● What is asked: From the entries below, copy every line that holds the word "JSON".

----------------

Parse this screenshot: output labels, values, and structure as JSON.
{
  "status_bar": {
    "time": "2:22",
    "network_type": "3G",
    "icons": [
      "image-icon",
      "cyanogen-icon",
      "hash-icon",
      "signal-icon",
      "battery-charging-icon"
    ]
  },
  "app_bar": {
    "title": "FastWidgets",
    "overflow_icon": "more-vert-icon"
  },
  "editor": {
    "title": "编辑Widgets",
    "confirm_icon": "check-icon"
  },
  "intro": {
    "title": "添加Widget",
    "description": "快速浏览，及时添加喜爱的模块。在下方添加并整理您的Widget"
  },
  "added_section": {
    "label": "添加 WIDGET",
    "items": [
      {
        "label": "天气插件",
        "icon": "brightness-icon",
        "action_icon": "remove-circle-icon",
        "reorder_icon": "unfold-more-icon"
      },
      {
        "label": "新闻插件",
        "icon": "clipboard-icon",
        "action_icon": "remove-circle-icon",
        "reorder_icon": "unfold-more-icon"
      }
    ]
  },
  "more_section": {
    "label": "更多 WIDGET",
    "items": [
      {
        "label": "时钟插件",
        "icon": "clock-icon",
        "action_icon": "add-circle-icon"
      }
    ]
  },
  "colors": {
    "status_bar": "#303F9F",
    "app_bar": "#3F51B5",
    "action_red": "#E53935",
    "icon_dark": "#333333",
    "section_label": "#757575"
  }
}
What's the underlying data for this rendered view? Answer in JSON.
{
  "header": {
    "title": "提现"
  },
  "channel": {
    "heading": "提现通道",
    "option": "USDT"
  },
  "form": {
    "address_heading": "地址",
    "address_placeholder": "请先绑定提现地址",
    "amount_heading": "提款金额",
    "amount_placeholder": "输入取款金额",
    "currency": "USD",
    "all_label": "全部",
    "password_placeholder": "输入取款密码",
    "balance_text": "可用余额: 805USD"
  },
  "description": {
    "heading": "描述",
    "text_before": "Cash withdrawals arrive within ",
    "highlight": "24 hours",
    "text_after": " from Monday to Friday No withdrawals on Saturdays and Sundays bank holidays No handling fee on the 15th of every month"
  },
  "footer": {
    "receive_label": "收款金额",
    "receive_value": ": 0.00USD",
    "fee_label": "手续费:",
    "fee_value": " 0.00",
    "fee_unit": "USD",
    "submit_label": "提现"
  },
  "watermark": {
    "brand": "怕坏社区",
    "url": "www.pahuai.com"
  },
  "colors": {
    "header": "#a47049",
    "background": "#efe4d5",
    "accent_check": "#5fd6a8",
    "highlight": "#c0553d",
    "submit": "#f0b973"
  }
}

----------------

● Full response:
Parse this screenshot: output labels, values, and structure as JSON.
What's the underlying data for this rendered view? Answer in JSON.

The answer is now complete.